→ **To do**:
Write only the number of lines holding the string "Windows".

→ **Source material**:
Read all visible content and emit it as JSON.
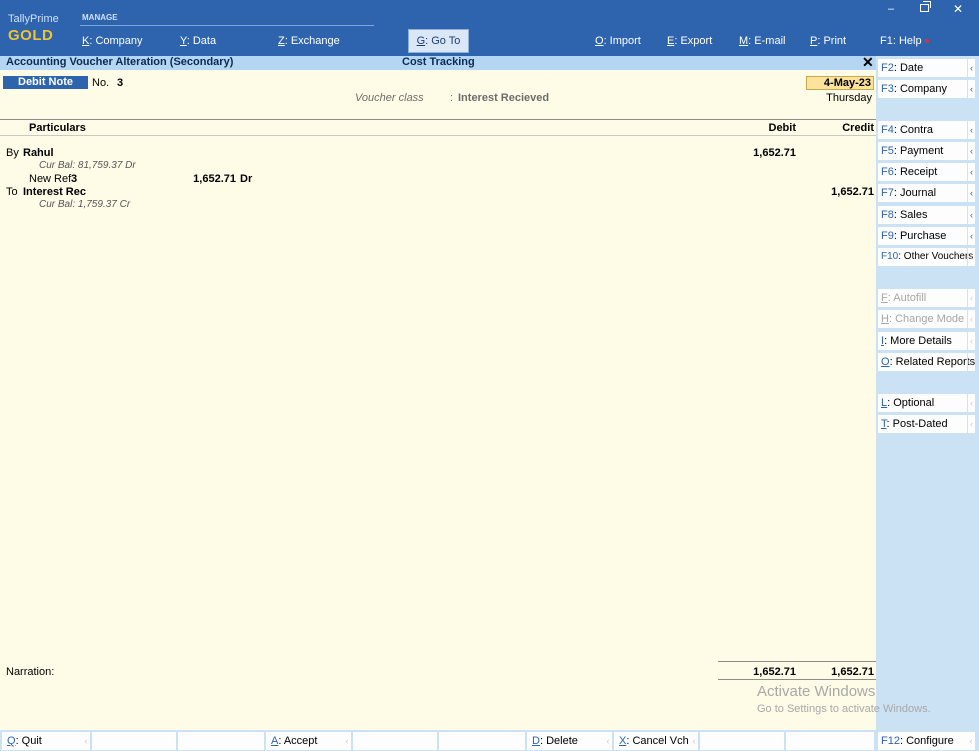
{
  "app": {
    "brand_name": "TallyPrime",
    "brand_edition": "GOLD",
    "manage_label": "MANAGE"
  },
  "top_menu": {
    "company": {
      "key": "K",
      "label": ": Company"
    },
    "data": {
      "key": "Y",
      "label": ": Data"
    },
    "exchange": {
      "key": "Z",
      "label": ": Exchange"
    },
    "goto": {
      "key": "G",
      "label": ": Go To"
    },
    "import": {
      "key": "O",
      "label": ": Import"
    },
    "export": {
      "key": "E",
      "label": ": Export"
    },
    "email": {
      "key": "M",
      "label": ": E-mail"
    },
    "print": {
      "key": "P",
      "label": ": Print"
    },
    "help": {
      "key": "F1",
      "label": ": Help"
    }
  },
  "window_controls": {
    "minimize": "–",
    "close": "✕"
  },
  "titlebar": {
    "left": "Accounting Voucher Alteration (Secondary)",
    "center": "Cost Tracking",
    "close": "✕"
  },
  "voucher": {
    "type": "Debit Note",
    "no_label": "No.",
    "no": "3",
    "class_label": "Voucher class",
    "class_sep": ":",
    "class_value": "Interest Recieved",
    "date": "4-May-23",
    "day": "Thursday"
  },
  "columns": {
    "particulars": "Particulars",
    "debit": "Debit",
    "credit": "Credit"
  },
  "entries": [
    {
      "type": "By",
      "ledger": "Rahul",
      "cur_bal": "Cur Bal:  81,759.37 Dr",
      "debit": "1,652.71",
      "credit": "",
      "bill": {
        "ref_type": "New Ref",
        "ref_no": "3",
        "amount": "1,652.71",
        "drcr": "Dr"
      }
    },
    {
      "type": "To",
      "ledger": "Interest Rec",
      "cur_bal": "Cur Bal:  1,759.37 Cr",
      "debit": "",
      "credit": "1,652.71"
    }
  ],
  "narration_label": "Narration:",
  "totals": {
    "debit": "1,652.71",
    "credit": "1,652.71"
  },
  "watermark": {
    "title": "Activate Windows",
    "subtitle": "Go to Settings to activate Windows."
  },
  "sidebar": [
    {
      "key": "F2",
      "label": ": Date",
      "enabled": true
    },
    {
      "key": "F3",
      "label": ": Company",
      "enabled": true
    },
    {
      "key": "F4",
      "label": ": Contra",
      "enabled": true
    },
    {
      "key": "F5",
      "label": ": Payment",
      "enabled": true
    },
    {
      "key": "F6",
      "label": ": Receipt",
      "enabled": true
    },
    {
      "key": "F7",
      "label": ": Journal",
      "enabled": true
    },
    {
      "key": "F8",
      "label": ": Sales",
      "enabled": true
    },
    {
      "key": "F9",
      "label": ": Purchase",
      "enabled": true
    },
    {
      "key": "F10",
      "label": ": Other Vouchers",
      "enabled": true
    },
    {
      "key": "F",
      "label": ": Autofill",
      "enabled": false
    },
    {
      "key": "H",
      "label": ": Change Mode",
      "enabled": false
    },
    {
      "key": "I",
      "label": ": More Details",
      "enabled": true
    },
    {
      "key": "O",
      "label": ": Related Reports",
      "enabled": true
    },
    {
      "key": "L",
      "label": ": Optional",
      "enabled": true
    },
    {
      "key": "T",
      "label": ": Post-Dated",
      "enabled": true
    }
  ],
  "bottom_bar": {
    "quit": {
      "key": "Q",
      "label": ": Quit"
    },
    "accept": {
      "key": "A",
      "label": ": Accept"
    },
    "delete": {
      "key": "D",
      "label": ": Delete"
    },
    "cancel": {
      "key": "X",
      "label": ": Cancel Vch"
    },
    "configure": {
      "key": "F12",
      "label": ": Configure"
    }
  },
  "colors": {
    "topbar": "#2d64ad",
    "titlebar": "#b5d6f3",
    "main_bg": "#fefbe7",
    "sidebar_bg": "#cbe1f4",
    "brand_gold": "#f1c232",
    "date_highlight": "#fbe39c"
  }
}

→ **Response to this task**:
2